- [Supplied data]
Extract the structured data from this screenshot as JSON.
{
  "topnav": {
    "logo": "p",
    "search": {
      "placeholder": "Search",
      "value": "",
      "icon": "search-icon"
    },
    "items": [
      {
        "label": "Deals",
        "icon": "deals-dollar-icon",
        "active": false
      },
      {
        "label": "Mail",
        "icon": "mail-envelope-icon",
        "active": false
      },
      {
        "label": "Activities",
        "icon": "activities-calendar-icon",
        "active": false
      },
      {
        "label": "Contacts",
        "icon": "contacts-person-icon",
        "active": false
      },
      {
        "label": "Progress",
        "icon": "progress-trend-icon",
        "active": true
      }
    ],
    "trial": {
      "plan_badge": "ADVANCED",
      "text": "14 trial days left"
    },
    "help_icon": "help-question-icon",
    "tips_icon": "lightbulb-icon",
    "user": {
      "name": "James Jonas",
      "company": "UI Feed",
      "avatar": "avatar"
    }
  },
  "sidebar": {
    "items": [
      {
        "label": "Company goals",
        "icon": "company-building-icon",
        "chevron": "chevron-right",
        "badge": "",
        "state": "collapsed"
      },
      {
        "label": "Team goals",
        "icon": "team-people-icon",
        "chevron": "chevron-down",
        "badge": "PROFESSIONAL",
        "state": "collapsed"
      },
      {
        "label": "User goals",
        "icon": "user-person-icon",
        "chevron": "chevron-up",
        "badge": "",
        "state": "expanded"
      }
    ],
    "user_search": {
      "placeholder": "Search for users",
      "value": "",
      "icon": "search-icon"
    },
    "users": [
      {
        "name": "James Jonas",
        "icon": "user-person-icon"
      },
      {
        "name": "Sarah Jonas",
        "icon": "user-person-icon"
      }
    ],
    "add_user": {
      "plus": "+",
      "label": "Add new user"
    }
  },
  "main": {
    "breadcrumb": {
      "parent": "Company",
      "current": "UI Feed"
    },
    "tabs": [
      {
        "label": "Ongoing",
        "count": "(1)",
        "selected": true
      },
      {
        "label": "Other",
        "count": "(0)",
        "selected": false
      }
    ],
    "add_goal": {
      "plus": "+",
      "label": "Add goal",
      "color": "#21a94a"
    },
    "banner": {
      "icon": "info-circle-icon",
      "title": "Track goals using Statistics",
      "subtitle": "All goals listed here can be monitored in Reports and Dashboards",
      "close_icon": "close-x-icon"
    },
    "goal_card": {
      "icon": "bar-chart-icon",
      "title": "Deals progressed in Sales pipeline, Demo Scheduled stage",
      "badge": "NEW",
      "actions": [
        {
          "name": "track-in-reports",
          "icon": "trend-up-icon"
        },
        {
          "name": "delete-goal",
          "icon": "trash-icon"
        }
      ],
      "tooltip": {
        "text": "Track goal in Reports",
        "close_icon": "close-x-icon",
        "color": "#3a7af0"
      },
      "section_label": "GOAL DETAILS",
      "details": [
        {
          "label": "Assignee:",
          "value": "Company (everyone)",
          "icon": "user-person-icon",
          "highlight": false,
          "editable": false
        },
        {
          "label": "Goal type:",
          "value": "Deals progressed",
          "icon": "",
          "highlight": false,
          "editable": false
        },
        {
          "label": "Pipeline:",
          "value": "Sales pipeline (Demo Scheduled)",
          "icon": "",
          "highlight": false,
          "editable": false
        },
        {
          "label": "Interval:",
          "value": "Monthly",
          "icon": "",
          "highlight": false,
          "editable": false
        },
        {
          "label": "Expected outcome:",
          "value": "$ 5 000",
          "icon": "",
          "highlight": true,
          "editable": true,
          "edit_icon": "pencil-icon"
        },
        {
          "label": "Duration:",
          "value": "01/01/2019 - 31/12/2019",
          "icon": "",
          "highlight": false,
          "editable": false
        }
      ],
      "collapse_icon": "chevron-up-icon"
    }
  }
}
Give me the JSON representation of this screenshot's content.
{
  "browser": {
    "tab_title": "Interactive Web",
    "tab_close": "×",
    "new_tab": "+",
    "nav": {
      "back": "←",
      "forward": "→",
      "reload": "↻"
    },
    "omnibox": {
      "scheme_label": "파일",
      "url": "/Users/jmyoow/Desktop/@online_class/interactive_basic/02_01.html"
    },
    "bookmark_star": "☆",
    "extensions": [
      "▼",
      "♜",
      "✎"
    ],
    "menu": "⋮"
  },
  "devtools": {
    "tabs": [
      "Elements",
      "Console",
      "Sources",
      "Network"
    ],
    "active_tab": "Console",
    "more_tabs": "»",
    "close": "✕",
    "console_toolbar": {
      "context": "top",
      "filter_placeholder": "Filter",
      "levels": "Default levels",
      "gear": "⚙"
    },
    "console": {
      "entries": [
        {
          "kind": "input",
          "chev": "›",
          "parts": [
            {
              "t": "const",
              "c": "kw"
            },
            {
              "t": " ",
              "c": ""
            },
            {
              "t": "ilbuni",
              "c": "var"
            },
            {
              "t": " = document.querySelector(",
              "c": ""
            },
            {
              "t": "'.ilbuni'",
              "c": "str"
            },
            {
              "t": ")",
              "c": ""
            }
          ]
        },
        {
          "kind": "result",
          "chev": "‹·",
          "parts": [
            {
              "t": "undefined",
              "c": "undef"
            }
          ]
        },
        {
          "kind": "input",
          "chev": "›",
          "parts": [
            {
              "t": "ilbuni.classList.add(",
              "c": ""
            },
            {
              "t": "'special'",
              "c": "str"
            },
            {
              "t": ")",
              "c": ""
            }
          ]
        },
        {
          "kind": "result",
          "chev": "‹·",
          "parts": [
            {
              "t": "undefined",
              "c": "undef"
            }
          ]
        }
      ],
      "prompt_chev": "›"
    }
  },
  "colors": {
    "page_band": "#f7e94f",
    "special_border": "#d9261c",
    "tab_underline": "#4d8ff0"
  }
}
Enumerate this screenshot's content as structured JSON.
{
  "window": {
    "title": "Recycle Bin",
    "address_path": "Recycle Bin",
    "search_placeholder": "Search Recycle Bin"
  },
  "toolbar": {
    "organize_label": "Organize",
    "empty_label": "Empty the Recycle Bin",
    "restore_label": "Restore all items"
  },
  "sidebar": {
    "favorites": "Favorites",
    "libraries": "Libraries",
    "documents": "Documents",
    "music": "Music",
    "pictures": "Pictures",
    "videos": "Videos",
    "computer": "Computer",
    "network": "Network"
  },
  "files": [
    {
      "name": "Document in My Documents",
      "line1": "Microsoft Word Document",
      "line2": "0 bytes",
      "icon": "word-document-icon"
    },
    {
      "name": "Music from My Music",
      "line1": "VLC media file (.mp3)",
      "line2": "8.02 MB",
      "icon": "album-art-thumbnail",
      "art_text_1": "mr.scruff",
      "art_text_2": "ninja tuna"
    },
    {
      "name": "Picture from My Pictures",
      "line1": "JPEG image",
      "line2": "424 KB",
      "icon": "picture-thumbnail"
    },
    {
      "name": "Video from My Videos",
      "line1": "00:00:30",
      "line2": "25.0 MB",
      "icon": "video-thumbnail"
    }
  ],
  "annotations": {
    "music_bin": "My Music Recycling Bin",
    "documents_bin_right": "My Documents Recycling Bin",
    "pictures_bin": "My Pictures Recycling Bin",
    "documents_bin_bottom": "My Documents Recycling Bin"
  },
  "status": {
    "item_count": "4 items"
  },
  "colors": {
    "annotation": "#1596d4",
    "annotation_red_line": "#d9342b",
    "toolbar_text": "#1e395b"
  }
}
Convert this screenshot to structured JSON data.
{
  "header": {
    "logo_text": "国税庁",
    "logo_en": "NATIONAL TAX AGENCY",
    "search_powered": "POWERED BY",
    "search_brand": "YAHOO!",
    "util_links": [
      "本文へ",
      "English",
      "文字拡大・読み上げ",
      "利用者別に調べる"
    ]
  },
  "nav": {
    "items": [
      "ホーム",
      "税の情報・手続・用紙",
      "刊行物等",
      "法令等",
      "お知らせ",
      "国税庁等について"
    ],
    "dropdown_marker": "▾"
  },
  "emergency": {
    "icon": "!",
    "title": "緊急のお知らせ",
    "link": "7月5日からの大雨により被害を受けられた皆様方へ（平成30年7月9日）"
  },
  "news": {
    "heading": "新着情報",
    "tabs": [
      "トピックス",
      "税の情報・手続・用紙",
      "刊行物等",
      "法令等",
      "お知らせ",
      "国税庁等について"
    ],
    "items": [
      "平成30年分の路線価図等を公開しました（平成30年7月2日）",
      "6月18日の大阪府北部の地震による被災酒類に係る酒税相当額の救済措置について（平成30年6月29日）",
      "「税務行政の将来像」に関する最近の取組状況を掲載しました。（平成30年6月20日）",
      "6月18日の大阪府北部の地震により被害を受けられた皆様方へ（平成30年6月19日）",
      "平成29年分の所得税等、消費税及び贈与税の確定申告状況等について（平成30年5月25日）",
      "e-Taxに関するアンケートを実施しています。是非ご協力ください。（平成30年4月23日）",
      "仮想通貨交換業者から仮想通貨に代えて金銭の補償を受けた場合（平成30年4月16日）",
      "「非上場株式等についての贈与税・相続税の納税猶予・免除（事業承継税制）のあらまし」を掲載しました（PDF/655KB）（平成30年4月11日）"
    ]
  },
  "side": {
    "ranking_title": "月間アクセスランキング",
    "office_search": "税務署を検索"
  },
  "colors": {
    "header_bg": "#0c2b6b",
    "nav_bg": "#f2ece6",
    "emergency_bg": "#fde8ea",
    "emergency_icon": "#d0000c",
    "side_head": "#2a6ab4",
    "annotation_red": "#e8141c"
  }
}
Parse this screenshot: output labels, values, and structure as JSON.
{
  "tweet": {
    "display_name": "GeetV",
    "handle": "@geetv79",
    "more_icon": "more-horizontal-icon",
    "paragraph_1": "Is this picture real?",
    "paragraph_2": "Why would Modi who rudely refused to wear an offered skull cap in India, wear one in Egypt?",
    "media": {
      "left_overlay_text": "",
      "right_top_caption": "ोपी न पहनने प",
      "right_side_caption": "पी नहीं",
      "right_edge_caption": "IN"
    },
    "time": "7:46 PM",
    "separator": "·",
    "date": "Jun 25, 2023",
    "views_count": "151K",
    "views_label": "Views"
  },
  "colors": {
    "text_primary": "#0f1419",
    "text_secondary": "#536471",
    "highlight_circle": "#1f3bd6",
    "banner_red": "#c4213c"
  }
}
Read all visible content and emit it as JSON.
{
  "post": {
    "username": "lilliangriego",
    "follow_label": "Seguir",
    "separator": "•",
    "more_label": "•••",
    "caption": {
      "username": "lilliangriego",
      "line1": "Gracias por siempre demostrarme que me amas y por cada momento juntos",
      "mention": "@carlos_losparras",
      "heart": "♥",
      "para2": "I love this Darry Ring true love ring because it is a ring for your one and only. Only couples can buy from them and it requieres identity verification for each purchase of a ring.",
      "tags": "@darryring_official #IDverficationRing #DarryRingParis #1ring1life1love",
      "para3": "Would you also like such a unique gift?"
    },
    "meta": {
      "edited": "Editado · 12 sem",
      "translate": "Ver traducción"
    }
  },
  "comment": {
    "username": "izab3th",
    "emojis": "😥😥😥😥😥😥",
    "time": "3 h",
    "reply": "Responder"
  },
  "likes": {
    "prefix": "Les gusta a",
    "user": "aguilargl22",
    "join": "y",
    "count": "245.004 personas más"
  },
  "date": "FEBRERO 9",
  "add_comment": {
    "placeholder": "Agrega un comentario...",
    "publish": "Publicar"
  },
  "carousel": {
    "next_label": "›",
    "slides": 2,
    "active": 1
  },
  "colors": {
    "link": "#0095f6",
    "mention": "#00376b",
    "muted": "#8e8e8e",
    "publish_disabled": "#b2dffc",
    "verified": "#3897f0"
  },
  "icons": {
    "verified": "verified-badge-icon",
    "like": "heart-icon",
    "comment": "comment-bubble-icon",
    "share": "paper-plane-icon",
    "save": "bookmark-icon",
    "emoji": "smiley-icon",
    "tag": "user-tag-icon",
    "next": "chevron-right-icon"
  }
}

- [Task instructions]
Of the lines above, how many hold the string "Music"? Answer with only the number.

- [Exercise solution]
3